— Exercise aim —
Examine the entries and show every line in which the word "问题清单" is found.

[Begin]

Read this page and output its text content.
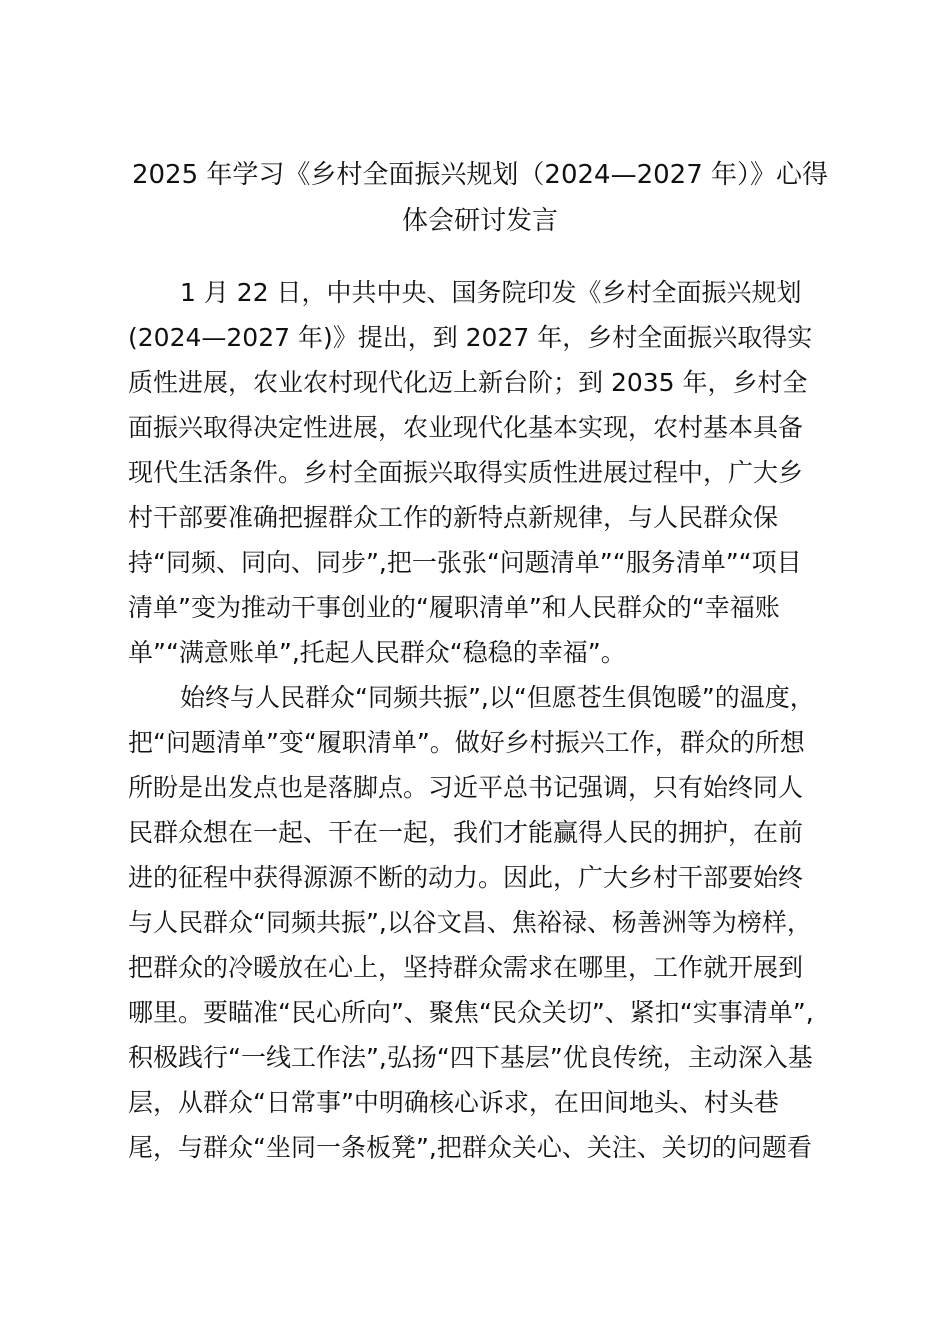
2025 年学习《乡村全面振兴规划（2024—2027 年）》心得
体会研讨发言
1 月 22 日，中共中央、国务院印发《乡村全面振兴规划
(2024—2027 年)》提出，到 2027 年，乡村全面振兴取得实
质性进展，农业农村现代化迈上新台阶；到 2035 年，乡村全
面振兴取得决定性进展，农业现代化基本实现，农村基本具备
现代生活条件。乡村全面振兴取得实质性进展过程中，广大乡
村干部要准确把握群众工作的新特点新规律，与人民群众保
持“同频、同向、同步”,把一张张“问题清单”“服务清单”“项目
清单”变为推动干事创业的“履职清单”和人民群众的“幸福账
单”“满意账单”,托起人民群众“稳稳的幸福”。
始终与人民群众“同频共振”,以“但愿苍生俱饱暖”的温度，
把“问题清单”变“履职清单”。做好乡村振兴工作，群众的所想
所盼是出发点也是落脚点。习近平总书记强调，只有始终同人
民群众想在一起、干在一起，我们才能赢得人民的拥护，在前
进的征程中获得源源不断的动力。因此，广大乡村干部要始终
与人民群众“同频共振”,以谷文昌、焦裕禄、杨善洲等为榜样，
把群众的冷暖放在心上，坚持群众需求在哪里，工作就开展到
哪里。要瞄准“民心所向”、聚焦“民众关切”、紧扣“实事清单”,
积极践行“一线工作法”,弘扬“四下基层”优良传统，主动深入基
层，从群众“日常事”中明确核心诉求，在田间地头、村头巷
尾，与群众“坐同一条板凳”,把群众关心、关注、关切的问题看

[End]

— The reply —
持“同频、同向、同步”,把一张张“问题清单”“服务清单”“项目
把“问题清单”变“履职清单”。做好乡村振兴工作，群众的所想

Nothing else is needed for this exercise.